Direction
Write out every line of the items below word for word, leaving nothing out and changing nothing.

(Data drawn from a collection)

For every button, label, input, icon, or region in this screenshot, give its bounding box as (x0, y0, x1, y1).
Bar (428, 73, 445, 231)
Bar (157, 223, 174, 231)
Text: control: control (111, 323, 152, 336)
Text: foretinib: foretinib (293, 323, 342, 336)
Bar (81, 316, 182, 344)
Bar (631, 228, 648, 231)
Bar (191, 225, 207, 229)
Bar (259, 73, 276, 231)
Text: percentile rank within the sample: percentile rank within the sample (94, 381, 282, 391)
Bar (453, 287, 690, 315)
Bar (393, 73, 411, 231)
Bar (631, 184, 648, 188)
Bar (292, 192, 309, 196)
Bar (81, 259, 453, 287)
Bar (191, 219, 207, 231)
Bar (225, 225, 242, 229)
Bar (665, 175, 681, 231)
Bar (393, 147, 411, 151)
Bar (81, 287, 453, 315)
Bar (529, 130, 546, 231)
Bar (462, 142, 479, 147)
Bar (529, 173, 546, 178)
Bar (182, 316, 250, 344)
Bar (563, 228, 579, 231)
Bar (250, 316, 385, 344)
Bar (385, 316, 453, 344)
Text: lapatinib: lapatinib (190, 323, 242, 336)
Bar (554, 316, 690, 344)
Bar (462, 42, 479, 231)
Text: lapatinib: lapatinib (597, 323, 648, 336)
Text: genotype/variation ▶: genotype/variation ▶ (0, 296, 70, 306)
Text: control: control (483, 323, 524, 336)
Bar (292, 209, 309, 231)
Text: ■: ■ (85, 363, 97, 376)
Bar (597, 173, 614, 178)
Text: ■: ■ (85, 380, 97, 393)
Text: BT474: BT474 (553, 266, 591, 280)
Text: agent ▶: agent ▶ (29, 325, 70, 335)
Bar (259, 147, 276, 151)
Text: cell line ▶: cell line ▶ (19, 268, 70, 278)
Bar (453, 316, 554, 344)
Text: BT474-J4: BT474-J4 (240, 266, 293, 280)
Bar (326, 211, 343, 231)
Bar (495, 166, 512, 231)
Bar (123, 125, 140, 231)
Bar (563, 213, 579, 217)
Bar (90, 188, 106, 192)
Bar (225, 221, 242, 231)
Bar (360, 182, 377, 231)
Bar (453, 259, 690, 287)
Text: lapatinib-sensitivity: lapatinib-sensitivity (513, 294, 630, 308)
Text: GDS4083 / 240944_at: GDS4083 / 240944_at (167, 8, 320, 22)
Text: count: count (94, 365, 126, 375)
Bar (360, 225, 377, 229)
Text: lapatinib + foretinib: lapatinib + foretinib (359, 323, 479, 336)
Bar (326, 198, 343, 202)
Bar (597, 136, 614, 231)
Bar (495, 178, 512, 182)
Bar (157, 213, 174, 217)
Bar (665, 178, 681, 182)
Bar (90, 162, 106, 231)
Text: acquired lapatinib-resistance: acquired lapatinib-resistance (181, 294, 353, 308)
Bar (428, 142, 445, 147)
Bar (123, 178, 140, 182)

The reply
For every button, label, input, icon, or region in this screenshot, give its bounding box as (x0, y0, x1, y1).
Bar (428, 73, 445, 231)
Bar (157, 223, 174, 231)
Text: control: control (111, 323, 152, 336)
Text: foretinib: foretinib (293, 323, 342, 336)
Bar (81, 316, 182, 344)
Bar (631, 228, 648, 231)
Bar (191, 225, 207, 229)
Bar (259, 73, 276, 231)
Text: percentile rank within the sample: percentile rank within the sample (94, 381, 282, 391)
Bar (453, 287, 690, 315)
Bar (393, 73, 411, 231)
Bar (631, 184, 648, 188)
Bar (292, 192, 309, 196)
Bar (81, 259, 453, 287)
Bar (191, 219, 207, 231)
Bar (225, 225, 242, 229)
Bar (665, 175, 681, 231)
Bar (393, 147, 411, 151)
Bar (81, 287, 453, 315)
Bar (529, 130, 546, 231)
Bar (462, 142, 479, 147)
Bar (529, 173, 546, 178)
Bar (182, 316, 250, 344)
Bar (563, 228, 579, 231)
Bar (250, 316, 385, 344)
Bar (385, 316, 453, 344)
Text: lapatinib: lapatinib (190, 323, 242, 336)
Bar (554, 316, 690, 344)
Bar (462, 42, 479, 231)
Text: lapatinib: lapatinib (597, 323, 648, 336)
Text: genotype/variation ▶: genotype/variation ▶ (0, 296, 70, 306)
Text: control: control (483, 323, 524, 336)
Bar (292, 209, 309, 231)
Text: ■: ■ (85, 363, 97, 376)
Bar (597, 173, 614, 178)
Text: ■: ■ (85, 380, 97, 393)
Text: BT474: BT474 (553, 266, 591, 280)
Text: agent ▶: agent ▶ (29, 325, 70, 335)
Bar (259, 147, 276, 151)
Text: cell line ▶: cell line ▶ (19, 268, 70, 278)
Bar (453, 316, 554, 344)
Text: BT474-J4: BT474-J4 (240, 266, 293, 280)
Bar (326, 211, 343, 231)
Bar (495, 166, 512, 231)
Bar (123, 125, 140, 231)
Bar (563, 213, 579, 217)
Bar (90, 188, 106, 192)
Bar (225, 221, 242, 231)
Bar (360, 182, 377, 231)
Bar (453, 259, 690, 287)
Text: lapatinib-sensitivity: lapatinib-sensitivity (513, 294, 630, 308)
Text: GDS4083 / 240944_at: GDS4083 / 240944_at (167, 8, 320, 22)
Text: count: count (94, 365, 126, 375)
Bar (360, 225, 377, 229)
Text: lapatinib + foretinib: lapatinib + foretinib (359, 323, 479, 336)
Bar (326, 198, 343, 202)
Bar (597, 136, 614, 231)
Bar (495, 178, 512, 182)
Bar (157, 213, 174, 217)
Bar (665, 178, 681, 182)
Bar (90, 162, 106, 231)
Text: acquired lapatinib-resistance: acquired lapatinib-resistance (181, 294, 353, 308)
Bar (428, 142, 445, 147)
Bar (123, 178, 140, 182)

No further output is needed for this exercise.